##### Data for the task #####
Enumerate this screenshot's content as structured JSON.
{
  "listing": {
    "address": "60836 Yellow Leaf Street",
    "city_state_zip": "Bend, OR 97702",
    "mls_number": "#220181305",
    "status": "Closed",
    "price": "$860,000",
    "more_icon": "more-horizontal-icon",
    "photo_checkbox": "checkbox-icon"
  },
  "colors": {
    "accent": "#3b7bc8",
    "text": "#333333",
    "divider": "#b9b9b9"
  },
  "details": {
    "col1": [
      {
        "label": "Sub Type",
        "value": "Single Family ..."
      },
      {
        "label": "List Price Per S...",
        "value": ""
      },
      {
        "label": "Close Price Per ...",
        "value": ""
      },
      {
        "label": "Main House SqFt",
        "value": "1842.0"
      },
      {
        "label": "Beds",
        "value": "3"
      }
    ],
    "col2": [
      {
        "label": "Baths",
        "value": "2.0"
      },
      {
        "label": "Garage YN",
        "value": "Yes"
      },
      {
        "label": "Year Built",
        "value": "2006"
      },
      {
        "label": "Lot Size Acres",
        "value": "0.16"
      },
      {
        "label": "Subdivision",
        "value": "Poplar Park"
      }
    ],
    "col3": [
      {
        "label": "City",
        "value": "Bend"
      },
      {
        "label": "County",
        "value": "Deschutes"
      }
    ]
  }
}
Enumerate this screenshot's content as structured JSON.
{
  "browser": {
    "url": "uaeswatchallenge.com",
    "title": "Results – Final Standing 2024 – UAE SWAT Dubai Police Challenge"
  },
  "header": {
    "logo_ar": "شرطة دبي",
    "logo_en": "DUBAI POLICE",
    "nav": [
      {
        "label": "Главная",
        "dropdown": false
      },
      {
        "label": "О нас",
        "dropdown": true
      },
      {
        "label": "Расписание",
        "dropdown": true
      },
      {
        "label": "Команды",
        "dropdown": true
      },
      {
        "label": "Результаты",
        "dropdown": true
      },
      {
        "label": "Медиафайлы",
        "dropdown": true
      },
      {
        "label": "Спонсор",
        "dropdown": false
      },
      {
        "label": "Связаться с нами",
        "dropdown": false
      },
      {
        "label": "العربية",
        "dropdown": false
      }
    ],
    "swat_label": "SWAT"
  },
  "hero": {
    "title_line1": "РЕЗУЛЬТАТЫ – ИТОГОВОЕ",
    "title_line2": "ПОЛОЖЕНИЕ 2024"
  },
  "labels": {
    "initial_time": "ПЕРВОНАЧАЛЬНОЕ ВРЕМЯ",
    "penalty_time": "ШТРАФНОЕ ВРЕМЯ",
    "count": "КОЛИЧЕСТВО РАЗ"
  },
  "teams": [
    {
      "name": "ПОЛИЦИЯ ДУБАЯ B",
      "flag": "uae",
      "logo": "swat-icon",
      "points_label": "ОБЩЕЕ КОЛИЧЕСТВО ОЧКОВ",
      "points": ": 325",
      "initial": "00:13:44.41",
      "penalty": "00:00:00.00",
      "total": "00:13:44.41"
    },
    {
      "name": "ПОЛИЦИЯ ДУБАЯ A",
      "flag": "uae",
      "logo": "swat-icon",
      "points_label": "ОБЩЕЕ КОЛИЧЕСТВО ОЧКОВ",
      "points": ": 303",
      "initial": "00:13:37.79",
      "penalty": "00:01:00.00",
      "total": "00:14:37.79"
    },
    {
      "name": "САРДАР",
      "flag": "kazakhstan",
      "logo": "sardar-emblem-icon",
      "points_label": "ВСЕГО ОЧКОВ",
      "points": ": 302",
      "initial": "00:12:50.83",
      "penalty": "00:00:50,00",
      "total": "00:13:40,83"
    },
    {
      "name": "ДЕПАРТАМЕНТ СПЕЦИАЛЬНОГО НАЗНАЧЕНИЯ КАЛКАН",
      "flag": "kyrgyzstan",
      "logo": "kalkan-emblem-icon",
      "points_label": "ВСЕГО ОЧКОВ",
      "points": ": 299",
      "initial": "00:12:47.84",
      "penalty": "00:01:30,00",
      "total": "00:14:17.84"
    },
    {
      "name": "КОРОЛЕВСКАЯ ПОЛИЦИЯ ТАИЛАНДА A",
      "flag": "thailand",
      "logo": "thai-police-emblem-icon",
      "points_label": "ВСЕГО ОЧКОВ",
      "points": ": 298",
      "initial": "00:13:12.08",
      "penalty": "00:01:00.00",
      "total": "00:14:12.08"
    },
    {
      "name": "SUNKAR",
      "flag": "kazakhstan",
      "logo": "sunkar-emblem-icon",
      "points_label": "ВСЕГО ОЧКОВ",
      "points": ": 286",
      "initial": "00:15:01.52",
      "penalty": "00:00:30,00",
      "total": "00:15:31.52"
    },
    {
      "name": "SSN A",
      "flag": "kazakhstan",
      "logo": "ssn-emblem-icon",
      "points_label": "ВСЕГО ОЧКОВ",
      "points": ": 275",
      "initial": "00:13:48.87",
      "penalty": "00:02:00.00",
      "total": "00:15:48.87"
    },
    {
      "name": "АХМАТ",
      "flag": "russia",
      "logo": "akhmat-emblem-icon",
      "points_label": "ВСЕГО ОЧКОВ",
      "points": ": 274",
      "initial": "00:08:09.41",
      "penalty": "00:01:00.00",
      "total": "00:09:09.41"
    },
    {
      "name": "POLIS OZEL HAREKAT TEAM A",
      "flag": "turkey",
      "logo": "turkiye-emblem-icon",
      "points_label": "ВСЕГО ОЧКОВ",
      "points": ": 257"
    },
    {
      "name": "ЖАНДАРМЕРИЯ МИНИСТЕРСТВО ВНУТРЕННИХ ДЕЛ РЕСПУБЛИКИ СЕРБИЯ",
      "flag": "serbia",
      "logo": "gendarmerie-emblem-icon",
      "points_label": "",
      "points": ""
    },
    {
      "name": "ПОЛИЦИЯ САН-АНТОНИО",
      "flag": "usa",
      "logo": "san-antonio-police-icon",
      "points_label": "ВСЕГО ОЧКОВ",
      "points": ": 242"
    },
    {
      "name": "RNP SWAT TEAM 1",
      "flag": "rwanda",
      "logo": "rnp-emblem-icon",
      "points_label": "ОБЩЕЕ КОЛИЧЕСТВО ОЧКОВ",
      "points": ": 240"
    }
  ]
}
#####
▶ Given exercise:
Repeat every line of the material exactly as given.

▶ Task answer:
Enumerate this screenshot's content as structured JSON.
{
  "listing": {
    "address": "60836 Yellow Leaf Street",
    "city_state_zip": "Bend, OR 97702",
    "mls_number": "#220181305",
    "status": "Closed",
    "price": "$860,000",
    "more_icon": "more-horizontal-icon",
    "photo_checkbox": "checkbox-icon"
  },
  "colors": {
    "accent": "#3b7bc8",
    "text": "#333333",
    "divider": "#b9b9b9"
  },
  "details": {
    "col1": [
      {
        "label": "Sub Type",
        "value": "Single Family ..."
      },
      {
        "label": "List Price Per S...",
        "value": ""
      },
      {
        "label": "Close Price Per ...",
        "value": ""
      },
      {
        "label": "Main House SqFt",
        "value": "1842.0"
      },
      {
        "label": "Beds",
        "value": "3"
      }
    ],
    "col2": [
      {
        "label": "Baths",
        "value": "2.0"
      },
      {
        "label": "Garage YN",
        "value": "Yes"
      },
      {
        "label": "Year Built",
        "value": "2006"
      },
      {
        "label": "Lot Size Acres",
        "value": "0.16"
      },
      {
        "label": "Subdivision",
        "value": "Poplar Park"
      }
    ],
    "col3": [
      {
        "label": "City",
        "value": "Bend"
      },
      {
        "label": "County",
        "value": "Deschutes"
      }
    ]
  }
}
Enumerate this screenshot's content as structured JSON.
{
  "browser": {
    "url": "uaeswatchallenge.com",
    "title": "Results – Final Standing 2024 – UAE SWAT Dubai Police Challenge"
  },
  "header": {
    "logo_ar": "شرطة دبي",
    "logo_en": "DUBAI POLICE",
    "nav": [
      {
        "label": "Главная",
        "dropdown": false
      },
      {
        "label": "О нас",
        "dropdown": true
      },
      {
        "label": "Расписание",
        "dropdown": true
      },
      {
        "label": "Команды",
        "dropdown": true
      },
      {
        "label": "Результаты",
        "dropdown": true
      },
      {
        "label": "Медиафайлы",
        "dropdown": true
      },
      {
        "label": "Спонсор",
        "dropdown": false
      },
      {
        "label": "Связаться с нами",
        "dropdown": false
      },
      {
        "label": "العربية",
        "dropdown": false
      }
    ],
    "swat_label": "SWAT"
  },
  "hero": {
    "title_line1": "РЕЗУЛЬТАТЫ – ИТОГОВОЕ",
    "title_line2": "ПОЛОЖЕНИЕ 2024"
  },
  "labels": {
    "initial_time": "ПЕРВОНАЧАЛЬНОЕ ВРЕМЯ",
    "penalty_time": "ШТРАФНОЕ ВРЕМЯ",
    "count": "КОЛИЧЕСТВО РАЗ"
  },
  "teams": [
    {
      "name": "ПОЛИЦИЯ ДУБАЯ B",
      "flag": "uae",
      "logo": "swat-icon",
      "points_label": "ОБЩЕЕ КОЛИЧЕСТВО ОЧКОВ",
      "points": ": 325",
      "initial": "00:13:44.41",
      "penalty": "00:00:00.00",
      "total": "00:13:44.41"
    },
    {
      "name": "ПОЛИЦИЯ ДУБАЯ A",
      "flag": "uae",
      "logo": "swat-icon",
      "points_label": "ОБЩЕЕ КОЛИЧЕСТВО ОЧКОВ",
      "points": ": 303",
      "initial": "00:13:37.79",
      "penalty": "00:01:00.00",
      "total": "00:14:37.79"
    },
    {
      "name": "САРДАР",
      "flag": "kazakhstan",
      "logo": "sardar-emblem-icon",
      "points_label": "ВСЕГО ОЧКОВ",
      "points": ": 302",
      "initial": "00:12:50.83",
      "penalty": "00:00:50,00",
      "total": "00:13:40,83"
    },
    {
      "name": "ДЕПАРТАМЕНТ СПЕЦИАЛЬНОГО НАЗНАЧЕНИЯ КАЛКАН",
      "flag": "kyrgyzstan",
      "logo": "kalkan-emblem-icon",
      "points_label": "ВСЕГО ОЧКОВ",
      "points": ": 299",
      "initial": "00:12:47.84",
      "penalty": "00:01:30,00",
      "total": "00:14:17.84"
    },
    {
      "name": "КОРОЛЕВСКАЯ ПОЛИЦИЯ ТАИЛАНДА A",
      "flag": "thailand",
      "logo": "thai-police-emblem-icon",
      "points_label": "ВСЕГО ОЧКОВ",
      "points": ": 298",
      "initial": "00:13:12.08",
      "penalty": "00:01:00.00",
      "total": "00:14:12.08"
    },
    {
      "name": "SUNKAR",
      "flag": "kazakhstan",
      "logo": "sunkar-emblem-icon",
      "points_label": "ВСЕГО ОЧКОВ",
      "points": ": 286",
      "initial": "00:15:01.52",
      "penalty": "00:00:30,00",
      "total": "00:15:31.52"
    },
    {
      "name": "SSN A",
      "flag": "kazakhstan",
      "logo": "ssn-emblem-icon",
      "points_label": "ВСЕГО ОЧКОВ",
      "points": ": 275",
      "initial": "00:13:48.87",
      "penalty": "00:02:00.00",
      "total": "00:15:48.87"
    },
    {
      "name": "АХМАТ",
      "flag": "russia",
      "logo": "akhmat-emblem-icon",
      "points_label": "ВСЕГО ОЧКОВ",
      "points": ": 274",
      "initial": "00:08:09.41",
      "penalty": "00:01:00.00",
      "total": "00:09:09.41"
    },
    {
      "name": "POLIS OZEL HAREKAT TEAM A",
      "flag": "turkey",
      "logo": "turkiye-emblem-icon",
      "points_label": "ВСЕГО ОЧКОВ",
      "points": ": 257"
    },
    {
      "name": "ЖАНДАРМЕРИЯ МИНИСТЕРСТВО ВНУТРЕННИХ ДЕЛ РЕСПУБЛИКИ СЕРБИЯ",
      "flag": "serbia",
      "logo": "gendarmerie-emblem-icon",
      "points_label": "",
      "points": ""
    },
    {
      "name": "ПОЛИЦИЯ САН-АНТОНИО",
      "flag": "usa",
      "logo": "san-antonio-police-icon",
      "points_label": "ВСЕГО ОЧКОВ",
      "points": ": 242"
    },
    {
      "name": "RNP SWAT TEAM 1",
      "flag": "rwanda",
      "logo": "rnp-emblem-icon",
      "points_label": "ОБЩЕЕ КОЛИЧЕСТВО ОЧКОВ",
      "points": ": 240"
    }
  ]
}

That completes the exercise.